## GIVEN ENTRIES

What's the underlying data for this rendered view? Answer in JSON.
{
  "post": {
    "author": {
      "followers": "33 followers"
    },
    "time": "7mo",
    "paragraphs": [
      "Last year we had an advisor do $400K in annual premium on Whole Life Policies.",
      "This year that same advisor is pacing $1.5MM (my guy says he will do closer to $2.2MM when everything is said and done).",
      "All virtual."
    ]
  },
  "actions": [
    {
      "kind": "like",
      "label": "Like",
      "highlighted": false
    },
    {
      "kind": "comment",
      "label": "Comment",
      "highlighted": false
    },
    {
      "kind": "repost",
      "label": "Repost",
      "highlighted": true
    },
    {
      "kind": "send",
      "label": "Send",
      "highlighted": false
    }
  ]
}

## PROBLEM TO SOLVE
All of the entries must be quoted exactly; please include each one.

## FULL RESPONSE
What's the underlying data for this rendered view? Answer in JSON.
{
  "post": {
    "author": {
      "followers": "33 followers"
    },
    "time": "7mo",
    "paragraphs": [
      "Last year we had an advisor do $400K in annual premium on Whole Life Policies.",
      "This year that same advisor is pacing $1.5MM (my guy says he will do closer to $2.2MM when everything is said and done).",
      "All virtual."
    ]
  },
  "actions": [
    {
      "kind": "like",
      "label": "Like",
      "highlighted": false
    },
    {
      "kind": "comment",
      "label": "Comment",
      "highlighted": false
    },
    {
      "kind": "repost",
      "label": "Repost",
      "highlighted": true
    },
    {
      "kind": "send",
      "label": "Send",
      "highlighted": false
    }
  ]
}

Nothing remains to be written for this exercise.